>> START STORED ROWS

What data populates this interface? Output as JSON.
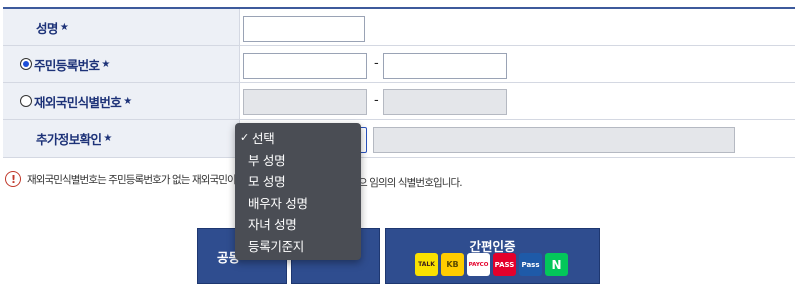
{
  "form": {
    "name_label": "성명",
    "rrn_label": "주민등록번호",
    "foreigner_label": "재외국민식별번호",
    "extra_label": "추가정보확인",
    "required_mark": "★",
    "dash": "-"
  },
  "radio": {
    "rrn_selected": true,
    "foreigner_selected": false
  },
  "dropdown": {
    "selected_index": 0,
    "check": "✓",
    "options": [
      "선택",
      "부 성명",
      "모 성명",
      "배우자 성명",
      "자녀 성명",
      "등록기준지"
    ]
  },
  "notice": {
    "icon": "!",
    "text": "재외국민식별번호는 주민등록번호가 없는 재외국민이",
    "tail": "으 임의의 식별번호입니다."
  },
  "buttons": {
    "left_label": "공동",
    "easy_auth_title": "간편인증",
    "logos": [
      "TALK",
      "KB",
      "PAYCO",
      "PASS",
      "Pass",
      "N"
    ]
  },
  "colors": {
    "header_blue": "#1d3278",
    "button_navy": "#2f4d8f",
    "dropdown_bg": "#4a4d54"
  }
}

>> END STORED ROWS

§ **TASK REQUIREMENTS**
Quote everything in the listing above exactly; pictures are the only thing to omit.

§ **THE REPLY**
What data populates this interface? Output as JSON.
{
  "form": {
    "name_label": "성명",
    "rrn_label": "주민등록번호",
    "foreigner_label": "재외국민식별번호",
    "extra_label": "추가정보확인",
    "required_mark": "★",
    "dash": "-"
  },
  "radio": {
    "rrn_selected": true,
    "foreigner_selected": false
  },
  "dropdown": {
    "selected_index": 0,
    "check": "✓",
    "options": [
      "선택",
      "부 성명",
      "모 성명",
      "배우자 성명",
      "자녀 성명",
      "등록기준지"
    ]
  },
  "notice": {
    "icon": "!",
    "text": "재외국민식별번호는 주민등록번호가 없는 재외국민이",
    "tail": "으 임의의 식별번호입니다."
  },
  "buttons": {
    "left_label": "공동",
    "easy_auth_title": "간편인증",
    "logos": [
      "TALK",
      "KB",
      "PAYCO",
      "PASS",
      "Pass",
      "N"
    ]
  },
  "colors": {
    "header_blue": "#1d3278",
    "button_navy": "#2f4d8f",
    "dropdown_bg": "#4a4d54"
  }
}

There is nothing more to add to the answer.